PROVIDED ENTRIES:
_ _ _

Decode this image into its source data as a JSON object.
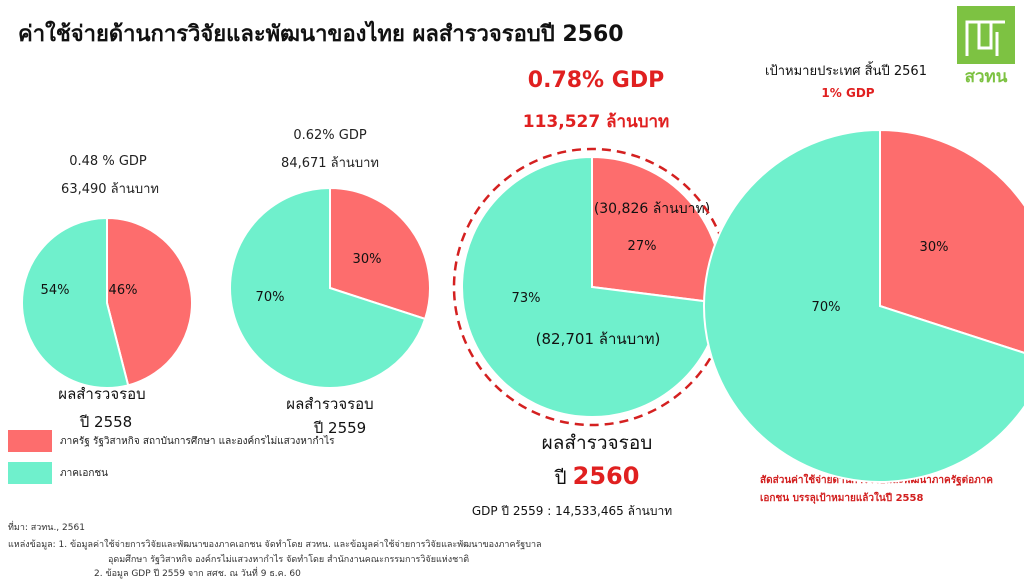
{
  "title": "ค่าใช้จ่ายด้านการวิจัยและพัฒนาของไทย  ผลสำรวจรอบปี 2560",
  "logo": {
    "text": "สวทน",
    "color": "#7dc242"
  },
  "colors": {
    "public": "#fd6d6d",
    "private": "#6ff0cc",
    "highlight": "#d42020"
  },
  "chart_data": [
    {
      "type": "pie",
      "name": "ผลสำรวจรอบ ปี 2558",
      "gdp_label": "0.48 % GDP",
      "amount_label": "63,490 ล้านบาท",
      "caption_line1": "ผลสำรวจรอบ",
      "caption_line2": "ปี 2558",
      "slices": [
        {
          "label": "46%",
          "value": 46,
          "series": "public"
        },
        {
          "label": "54%",
          "value": 54,
          "series": "private"
        }
      ]
    },
    {
      "type": "pie",
      "name": "ผลสำรวจรอบ ปี 2559",
      "gdp_label": "0.62% GDP",
      "amount_label": "84,671 ล้านบาท",
      "caption_line1": "ผลสำรวจรอบ",
      "caption_line2": "ปี 2559",
      "slices": [
        {
          "label": "30%",
          "value": 30,
          "series": "public"
        },
        {
          "label": "70%",
          "value": 70,
          "series": "private"
        }
      ]
    },
    {
      "type": "pie",
      "name": "ผลสำรวจรอบ ปี 2560",
      "gdp_label": "0.78% GDP",
      "amount_label": "113,527 ล้านบาท",
      "caption_line1": "ผลสำรวจรอบ",
      "caption_line2_prefix": "ปี",
      "caption_line2_year": "2560",
      "gdp_note": "GDP  ปี 2559 : 14,533,465  ล้านบาท",
      "slices": [
        {
          "label": "27%",
          "value": 27,
          "series": "public",
          "amount": "(30,826 ล้านบาท)"
        },
        {
          "label": "73%",
          "value": 73,
          "series": "private",
          "amount": "(82,701 ล้านบาท)"
        }
      ]
    },
    {
      "type": "pie",
      "name": "เป้าหมายประเทศ สิ้นปี 2561",
      "gdp_label": "1% GDP",
      "header_label": "เป้าหมายประเทศ  สิ้นปี 2561",
      "caption_line1": "2561",
      "slices": [
        {
          "label": "30%",
          "value": 30,
          "series": "public"
        },
        {
          "label": "70%",
          "value": 70,
          "series": "private"
        }
      ]
    }
  ],
  "legend": [
    {
      "series": "public",
      "label": "ภาครัฐ  รัฐวิสาหกิจ  สถาบันการศึกษา  และองค์กรไม่แสวงหากำไร"
    },
    {
      "series": "private",
      "label": "ภาคเอกชน"
    }
  ],
  "target_note": "สัดส่วนค่าใช้จ่ายด้านการวิจัยและพัฒนาภาครัฐต่อภาคเอกชน บรรลุเป้าหมายแล้วในปี 2558",
  "footer": {
    "source_prefix": "ที่มา:  สวทน.,  2561",
    "ref_line1": "แหล่งข้อมูล:  1.  ข้อมูลค่าใช้จ่ายการวิจัยและพัฒนาของภาคเอกชน   จัดทำโดย   สวทน.  และข้อมูลค่าใช้จ่ายการวิจัยและพัฒนาของภาครัฐบาล",
    "ref_line2": "อุดมศึกษา  รัฐวิสาหกิจ  องค์กรไม่แสวงหากำไร  จัดทำโดย  สำนักงานคณะกรรมการวิจัยแห่งชาติ",
    "ref_line3": "2.  ข้อมูล GDP  ปี 2559  จาก  สศช.  ณ  วันที่  9  ธ.ค.  60"
  }
}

_ _ _

PROBLEM STATEMENT: Work out how many lines in the records above hold the string "านบาท", then give only that count.

SOLUTION TO THE PROBLEM: 6